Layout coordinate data
==========

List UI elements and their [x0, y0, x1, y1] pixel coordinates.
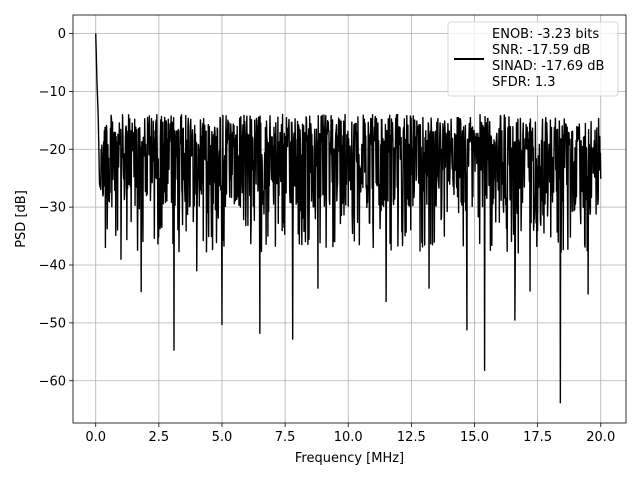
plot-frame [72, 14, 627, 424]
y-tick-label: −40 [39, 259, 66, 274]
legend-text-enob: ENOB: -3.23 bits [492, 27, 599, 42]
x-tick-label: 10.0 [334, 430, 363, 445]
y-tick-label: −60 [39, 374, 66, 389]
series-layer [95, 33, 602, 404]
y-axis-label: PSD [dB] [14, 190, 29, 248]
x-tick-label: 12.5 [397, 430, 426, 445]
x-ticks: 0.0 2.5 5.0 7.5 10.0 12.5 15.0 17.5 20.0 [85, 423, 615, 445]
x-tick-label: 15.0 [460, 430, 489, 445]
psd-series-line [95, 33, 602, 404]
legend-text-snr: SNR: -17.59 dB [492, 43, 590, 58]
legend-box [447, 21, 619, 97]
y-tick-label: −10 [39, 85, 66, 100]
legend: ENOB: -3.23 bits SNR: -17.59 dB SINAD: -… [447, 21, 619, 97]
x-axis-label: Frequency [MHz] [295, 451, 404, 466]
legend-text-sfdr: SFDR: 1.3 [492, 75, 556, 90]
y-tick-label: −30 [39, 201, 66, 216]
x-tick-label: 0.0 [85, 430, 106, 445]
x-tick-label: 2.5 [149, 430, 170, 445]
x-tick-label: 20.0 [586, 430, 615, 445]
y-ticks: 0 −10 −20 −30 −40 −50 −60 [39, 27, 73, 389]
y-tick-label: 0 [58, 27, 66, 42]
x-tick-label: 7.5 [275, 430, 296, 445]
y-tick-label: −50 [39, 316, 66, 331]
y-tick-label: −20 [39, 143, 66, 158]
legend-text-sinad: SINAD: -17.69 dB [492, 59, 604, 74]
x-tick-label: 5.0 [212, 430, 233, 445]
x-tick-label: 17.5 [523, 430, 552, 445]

==========

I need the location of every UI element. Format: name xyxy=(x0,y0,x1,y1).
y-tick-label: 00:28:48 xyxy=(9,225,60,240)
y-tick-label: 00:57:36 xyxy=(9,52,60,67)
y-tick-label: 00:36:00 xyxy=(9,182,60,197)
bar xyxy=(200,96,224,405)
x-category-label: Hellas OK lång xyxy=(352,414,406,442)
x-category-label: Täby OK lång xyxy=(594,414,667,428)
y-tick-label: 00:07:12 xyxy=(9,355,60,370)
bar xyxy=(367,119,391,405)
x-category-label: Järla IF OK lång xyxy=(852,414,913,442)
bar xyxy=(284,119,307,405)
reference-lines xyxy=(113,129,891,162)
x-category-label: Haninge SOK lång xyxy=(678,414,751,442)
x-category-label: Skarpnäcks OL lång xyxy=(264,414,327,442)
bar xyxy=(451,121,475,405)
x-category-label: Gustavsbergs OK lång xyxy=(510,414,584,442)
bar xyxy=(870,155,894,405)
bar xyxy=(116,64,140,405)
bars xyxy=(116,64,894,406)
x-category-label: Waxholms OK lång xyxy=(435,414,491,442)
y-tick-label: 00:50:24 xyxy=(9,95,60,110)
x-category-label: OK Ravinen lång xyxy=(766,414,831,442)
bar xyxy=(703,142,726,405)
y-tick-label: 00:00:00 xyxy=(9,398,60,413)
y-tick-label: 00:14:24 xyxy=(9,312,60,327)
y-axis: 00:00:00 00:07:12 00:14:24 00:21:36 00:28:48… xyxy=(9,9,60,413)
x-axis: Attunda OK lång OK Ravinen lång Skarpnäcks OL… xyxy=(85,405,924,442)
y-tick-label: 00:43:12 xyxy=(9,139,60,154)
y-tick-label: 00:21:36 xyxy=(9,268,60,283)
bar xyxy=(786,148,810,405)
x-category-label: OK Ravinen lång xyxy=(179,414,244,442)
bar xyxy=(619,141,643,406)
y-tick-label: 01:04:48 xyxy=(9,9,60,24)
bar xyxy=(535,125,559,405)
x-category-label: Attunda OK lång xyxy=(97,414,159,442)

==========

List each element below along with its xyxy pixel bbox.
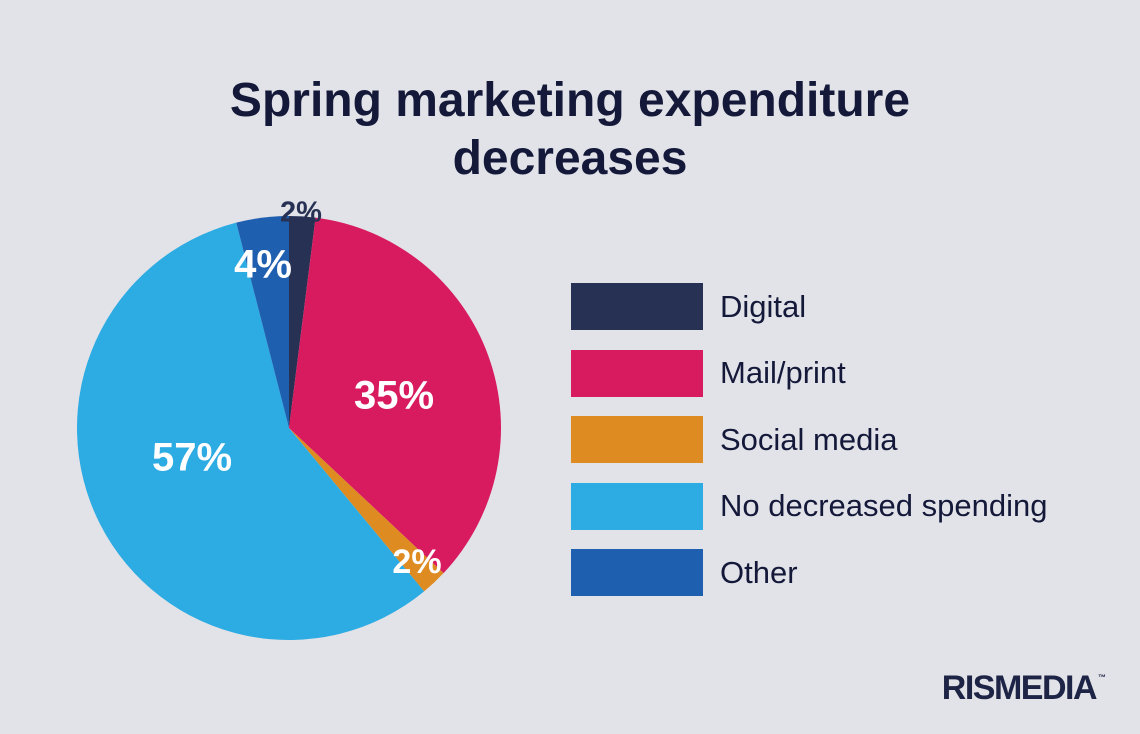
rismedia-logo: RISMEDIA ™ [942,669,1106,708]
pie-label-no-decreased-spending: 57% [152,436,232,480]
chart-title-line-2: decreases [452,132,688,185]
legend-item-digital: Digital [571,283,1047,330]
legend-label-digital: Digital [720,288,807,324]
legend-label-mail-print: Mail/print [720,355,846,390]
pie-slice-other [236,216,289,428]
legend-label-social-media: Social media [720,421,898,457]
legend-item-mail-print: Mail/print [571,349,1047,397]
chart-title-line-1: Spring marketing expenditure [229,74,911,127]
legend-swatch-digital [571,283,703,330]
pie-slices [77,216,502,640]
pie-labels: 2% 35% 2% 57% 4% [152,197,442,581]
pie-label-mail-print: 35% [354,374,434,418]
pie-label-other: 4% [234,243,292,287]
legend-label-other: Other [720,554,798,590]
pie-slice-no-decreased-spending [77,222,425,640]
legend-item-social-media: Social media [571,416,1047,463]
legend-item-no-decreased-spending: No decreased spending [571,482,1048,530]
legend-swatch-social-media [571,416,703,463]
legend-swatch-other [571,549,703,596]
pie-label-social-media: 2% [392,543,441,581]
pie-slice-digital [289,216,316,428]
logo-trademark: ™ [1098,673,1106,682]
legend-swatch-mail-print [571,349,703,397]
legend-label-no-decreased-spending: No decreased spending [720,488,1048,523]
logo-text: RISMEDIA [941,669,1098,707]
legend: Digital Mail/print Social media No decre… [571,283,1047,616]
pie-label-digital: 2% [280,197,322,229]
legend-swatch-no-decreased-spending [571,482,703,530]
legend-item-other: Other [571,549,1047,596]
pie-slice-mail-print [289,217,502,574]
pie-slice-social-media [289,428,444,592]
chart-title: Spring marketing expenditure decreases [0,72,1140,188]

==========

--- TASK OBJECTIVE ---
Reproduce the items above word for word, from the line with "I need the location" up to and including the line with "y-tick-label: 00:43:12 xyxy=(9,139,60,154)".

--- RESULT FOR THIS TASK ---
I need the location of every UI element. Format: name xyxy=(x0,y0,x1,y1).
y-tick-label: 00:28:48 xyxy=(9,225,60,240)
y-tick-label: 00:57:36 xyxy=(9,52,60,67)
y-tick-label: 00:36:00 xyxy=(9,182,60,197)
bar xyxy=(200,96,224,405)
x-category-label: Hellas OK lång xyxy=(352,414,406,442)
x-category-label: Täby OK lång xyxy=(594,414,667,428)
y-tick-label: 00:07:12 xyxy=(9,355,60,370)
bar xyxy=(367,119,391,405)
x-category-label: Järla IF OK lång xyxy=(852,414,913,442)
bar xyxy=(284,119,307,405)
reference-lines xyxy=(113,129,891,162)
x-category-label: Haninge SOK lång xyxy=(678,414,751,442)
x-category-label: Skarpnäcks OL lång xyxy=(264,414,327,442)
bar xyxy=(451,121,475,405)
x-category-label: Gustavsbergs OK lång xyxy=(510,414,584,442)
bar xyxy=(870,155,894,405)
bar xyxy=(116,64,140,405)
bars xyxy=(116,64,894,406)
x-category-label: Waxholms OK lång xyxy=(435,414,491,442)
y-tick-label: 00:50:24 xyxy=(9,95,60,110)
x-category-label: OK Ravinen lång xyxy=(766,414,831,442)
bar xyxy=(703,142,726,405)
y-tick-label: 00:00:00 xyxy=(9,398,60,413)
y-tick-label: 00:14:24 xyxy=(9,312,60,327)
y-axis: 00:00:00 00:07:12 00:14:24 00:21:36 00:28:48… xyxy=(9,9,60,413)
x-axis: Attunda OK lång OK Ravinen lång Skarpnäcks OL… xyxy=(85,405,924,442)
y-tick-label: 00:43:12 xyxy=(9,139,60,154)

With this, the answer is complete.